Return every entry exactly.

......

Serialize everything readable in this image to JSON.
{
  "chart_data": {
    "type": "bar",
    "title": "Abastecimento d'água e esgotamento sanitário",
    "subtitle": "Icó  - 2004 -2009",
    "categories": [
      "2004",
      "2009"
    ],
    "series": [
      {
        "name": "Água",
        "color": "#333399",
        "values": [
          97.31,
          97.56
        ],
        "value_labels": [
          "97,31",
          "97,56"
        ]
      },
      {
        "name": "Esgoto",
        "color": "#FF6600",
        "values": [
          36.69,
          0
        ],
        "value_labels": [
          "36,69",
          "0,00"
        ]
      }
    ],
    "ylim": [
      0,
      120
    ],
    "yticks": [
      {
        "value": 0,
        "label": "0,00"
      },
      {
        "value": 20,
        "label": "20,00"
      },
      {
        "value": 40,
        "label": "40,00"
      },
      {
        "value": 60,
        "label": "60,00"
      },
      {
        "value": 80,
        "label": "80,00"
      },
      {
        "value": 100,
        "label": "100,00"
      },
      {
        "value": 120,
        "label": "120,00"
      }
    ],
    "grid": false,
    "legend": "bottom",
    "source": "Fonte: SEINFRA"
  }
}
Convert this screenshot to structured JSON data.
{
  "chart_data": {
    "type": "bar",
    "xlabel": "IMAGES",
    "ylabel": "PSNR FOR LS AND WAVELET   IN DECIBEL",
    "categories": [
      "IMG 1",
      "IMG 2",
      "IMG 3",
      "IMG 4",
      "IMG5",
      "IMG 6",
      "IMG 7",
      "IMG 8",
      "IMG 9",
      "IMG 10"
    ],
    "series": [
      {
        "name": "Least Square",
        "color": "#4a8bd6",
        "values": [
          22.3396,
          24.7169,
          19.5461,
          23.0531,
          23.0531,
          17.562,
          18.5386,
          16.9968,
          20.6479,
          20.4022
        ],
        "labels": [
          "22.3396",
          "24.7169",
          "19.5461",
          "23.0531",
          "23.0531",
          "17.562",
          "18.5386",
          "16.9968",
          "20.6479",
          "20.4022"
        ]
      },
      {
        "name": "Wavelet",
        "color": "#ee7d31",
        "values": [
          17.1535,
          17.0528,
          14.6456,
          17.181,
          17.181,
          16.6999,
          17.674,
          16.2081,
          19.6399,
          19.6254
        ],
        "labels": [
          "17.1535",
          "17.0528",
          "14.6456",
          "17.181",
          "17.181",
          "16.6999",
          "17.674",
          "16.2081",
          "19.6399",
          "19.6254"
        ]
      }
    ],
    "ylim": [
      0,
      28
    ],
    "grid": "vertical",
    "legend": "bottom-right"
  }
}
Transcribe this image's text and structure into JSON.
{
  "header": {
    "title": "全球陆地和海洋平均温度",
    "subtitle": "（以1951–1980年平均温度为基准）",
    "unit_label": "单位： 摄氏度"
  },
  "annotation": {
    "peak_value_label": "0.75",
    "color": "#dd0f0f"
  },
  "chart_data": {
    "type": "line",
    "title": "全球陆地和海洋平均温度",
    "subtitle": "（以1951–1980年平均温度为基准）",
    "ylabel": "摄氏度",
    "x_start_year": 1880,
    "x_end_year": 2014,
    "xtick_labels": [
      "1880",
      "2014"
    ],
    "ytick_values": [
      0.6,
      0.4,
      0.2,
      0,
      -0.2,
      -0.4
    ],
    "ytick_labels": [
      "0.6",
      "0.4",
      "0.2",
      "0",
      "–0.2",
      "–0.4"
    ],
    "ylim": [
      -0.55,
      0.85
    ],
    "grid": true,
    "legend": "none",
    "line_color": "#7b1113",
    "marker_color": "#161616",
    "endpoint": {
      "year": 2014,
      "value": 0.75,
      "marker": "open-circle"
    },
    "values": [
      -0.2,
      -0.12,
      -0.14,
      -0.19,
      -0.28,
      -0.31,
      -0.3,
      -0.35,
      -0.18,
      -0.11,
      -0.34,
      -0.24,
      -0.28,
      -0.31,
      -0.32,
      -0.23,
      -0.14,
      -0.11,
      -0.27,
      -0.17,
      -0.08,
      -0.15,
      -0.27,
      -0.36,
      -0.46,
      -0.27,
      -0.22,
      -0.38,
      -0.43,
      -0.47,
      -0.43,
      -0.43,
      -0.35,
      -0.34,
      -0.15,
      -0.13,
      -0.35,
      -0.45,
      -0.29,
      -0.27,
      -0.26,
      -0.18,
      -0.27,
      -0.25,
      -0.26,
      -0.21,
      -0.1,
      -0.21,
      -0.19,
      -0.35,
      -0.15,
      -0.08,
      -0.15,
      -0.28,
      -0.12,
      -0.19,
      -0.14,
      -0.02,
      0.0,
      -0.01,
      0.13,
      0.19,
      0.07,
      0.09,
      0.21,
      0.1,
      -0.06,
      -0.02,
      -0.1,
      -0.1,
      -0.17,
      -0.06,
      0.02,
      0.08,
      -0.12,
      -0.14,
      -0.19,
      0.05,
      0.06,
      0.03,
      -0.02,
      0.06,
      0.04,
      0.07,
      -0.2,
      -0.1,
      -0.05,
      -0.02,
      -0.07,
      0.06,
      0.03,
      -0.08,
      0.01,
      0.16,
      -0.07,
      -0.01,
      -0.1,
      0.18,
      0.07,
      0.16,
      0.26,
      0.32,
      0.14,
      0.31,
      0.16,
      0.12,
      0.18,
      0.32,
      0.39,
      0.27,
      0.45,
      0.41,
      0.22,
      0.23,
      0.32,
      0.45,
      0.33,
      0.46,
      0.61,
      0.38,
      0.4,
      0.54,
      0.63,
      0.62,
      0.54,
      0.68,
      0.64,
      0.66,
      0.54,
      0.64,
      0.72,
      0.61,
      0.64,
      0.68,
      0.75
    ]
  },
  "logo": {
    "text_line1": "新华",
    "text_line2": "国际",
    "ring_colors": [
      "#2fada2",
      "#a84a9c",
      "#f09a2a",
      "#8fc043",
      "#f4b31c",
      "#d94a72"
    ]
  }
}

......

*SOLUTION TO THIS EXERCISE*
Serialize everything readable in this image to JSON.
{
  "chart_data": {
    "type": "bar",
    "title": "Abastecimento d'água e esgotamento sanitário",
    "subtitle": "Icó  - 2004 -2009",
    "categories": [
      "2004",
      "2009"
    ],
    "series": [
      {
        "name": "Água",
        "color": "#333399",
        "values": [
          97.31,
          97.56
        ],
        "value_labels": [
          "97,31",
          "97,56"
        ]
      },
      {
        "name": "Esgoto",
        "color": "#FF6600",
        "values": [
          36.69,
          0
        ],
        "value_labels": [
          "36,69",
          "0,00"
        ]
      }
    ],
    "ylim": [
      0,
      120
    ],
    "yticks": [
      {
        "value": 0,
        "label": "0,00"
      },
      {
        "value": 20,
        "label": "20,00"
      },
      {
        "value": 40,
        "label": "40,00"
      },
      {
        "value": 60,
        "label": "60,00"
      },
      {
        "value": 80,
        "label": "80,00"
      },
      {
        "value": 100,
        "label": "100,00"
      },
      {
        "value": 120,
        "label": "120,00"
      }
    ],
    "grid": false,
    "legend": "bottom",
    "source": "Fonte: SEINFRA"
  }
}
Convert this screenshot to structured JSON data.
{
  "chart_data": {
    "type": "bar",
    "xlabel": "IMAGES",
    "ylabel": "PSNR FOR LS AND WAVELET   IN DECIBEL",
    "categories": [
      "IMG 1",
      "IMG 2",
      "IMG 3",
      "IMG 4",
      "IMG5",
      "IMG 6",
      "IMG 7",
      "IMG 8",
      "IMG 9",
      "IMG 10"
    ],
    "series": [
      {
        "name": "Least Square",
        "color": "#4a8bd6",
        "values": [
          22.3396,
          24.7169,
          19.5461,
          23.0531,
          23.0531,
          17.562,
          18.5386,
          16.9968,
          20.6479,
          20.4022
        ],
        "labels": [
          "22.3396",
          "24.7169",
          "19.5461",
          "23.0531",
          "23.0531",
          "17.562",
          "18.5386",
          "16.9968",
          "20.6479",
          "20.4022"
        ]
      },
      {
        "name": "Wavelet",
        "color": "#ee7d31",
        "values": [
          17.1535,
          17.0528,
          14.6456,
          17.181,
          17.181,
          16.6999,
          17.674,
          16.2081,
          19.6399,
          19.6254
        ],
        "labels": [
          "17.1535",
          "17.0528",
          "14.6456",
          "17.181",
          "17.181",
          "16.6999",
          "17.674",
          "16.2081",
          "19.6399",
          "19.6254"
        ]
      }
    ],
    "ylim": [
      0,
      28
    ],
    "grid": "vertical",
    "legend": "bottom-right"
  }
}
Transcribe this image's text and structure into JSON.
{
  "header": {
    "title": "全球陆地和海洋平均温度",
    "subtitle": "（以1951–1980年平均温度为基准）",
    "unit_label": "单位： 摄氏度"
  },
  "annotation": {
    "peak_value_label": "0.75",
    "color": "#dd0f0f"
  },
  "chart_data": {
    "type": "line",
    "title": "全球陆地和海洋平均温度",
    "subtitle": "（以1951–1980年平均温度为基准）",
    "ylabel": "摄氏度",
    "x_start_year": 1880,
    "x_end_year": 2014,
    "xtick_labels": [
      "1880",
      "2014"
    ],
    "ytick_values": [
      0.6,
      0.4,
      0.2,
      0,
      -0.2,
      -0.4
    ],
    "ytick_labels": [
      "0.6",
      "0.4",
      "0.2",
      "0",
      "–0.2",
      "–0.4"
    ],
    "ylim": [
      -0.55,
      0.85
    ],
    "grid": true,
    "legend": "none",
    "line_color": "#7b1113",
    "marker_color": "#161616",
    "endpoint": {
      "year": 2014,
      "value": 0.75,
      "marker": "open-circle"
    },
    "values": [
      -0.2,
      -0.12,
      -0.14,
      -0.19,
      -0.28,
      -0.31,
      -0.3,
      -0.35,
      -0.18,
      -0.11,
      -0.34,
      -0.24,
      -0.28,
      -0.31,
      -0.32,
      -0.23,
      -0.14,
      -0.11,
      -0.27,
      -0.17,
      -0.08,
      -0.15,
      -0.27,
      -0.36,
      -0.46,
      -0.27,
      -0.22,
      -0.38,
      -0.43,
      -0.47,
      -0.43,
      -0.43,
      -0.35,
      -0.34,
      -0.15,
      -0.13,
      -0.35,
      -0.45,
      -0.29,
      -0.27,
      -0.26,
      -0.18,
      -0.27,
      -0.25,
      -0.26,
      -0.21,
      -0.1,
      -0.21,
      -0.19,
      -0.35,
      -0.15,
      -0.08,
      -0.15,
      -0.28,
      -0.12,
      -0.19,
      -0.14,
      -0.02,
      0.0,
      -0.01,
      0.13,
      0.19,
      0.07,
      0.09,
      0.21,
      0.1,
      -0.06,
      -0.02,
      -0.1,
      -0.1,
      -0.17,
      -0.06,
      0.02,
      0.08,
      -0.12,
      -0.14,
      -0.19,
      0.05,
      0.06,
      0.03,
      -0.02,
      0.06,
      0.04,
      0.07,
      -0.2,
      -0.1,
      -0.05,
      -0.02,
      -0.07,
      0.06,
      0.03,
      -0.08,
      0.01,
      0.16,
      -0.07,
      -0.01,
      -0.1,
      0.18,
      0.07,
      0.16,
      0.26,
      0.32,
      0.14,
      0.31,
      0.16,
      0.12,
      0.18,
      0.32,
      0.39,
      0.27,
      0.45,
      0.41,
      0.22,
      0.23,
      0.32,
      0.45,
      0.33,
      0.46,
      0.61,
      0.38,
      0.4,
      0.54,
      0.63,
      0.62,
      0.54,
      0.68,
      0.64,
      0.66,
      0.54,
      0.64,
      0.72,
      0.61,
      0.64,
      0.68,
      0.75
    ]
  },
  "logo": {
    "text_line1": "新华",
    "text_line2": "国际",
    "ring_colors": [
      "#2fada2",
      "#a84a9c",
      "#f09a2a",
      "#8fc043",
      "#f4b31c",
      "#d94a72"
    ]
  }
}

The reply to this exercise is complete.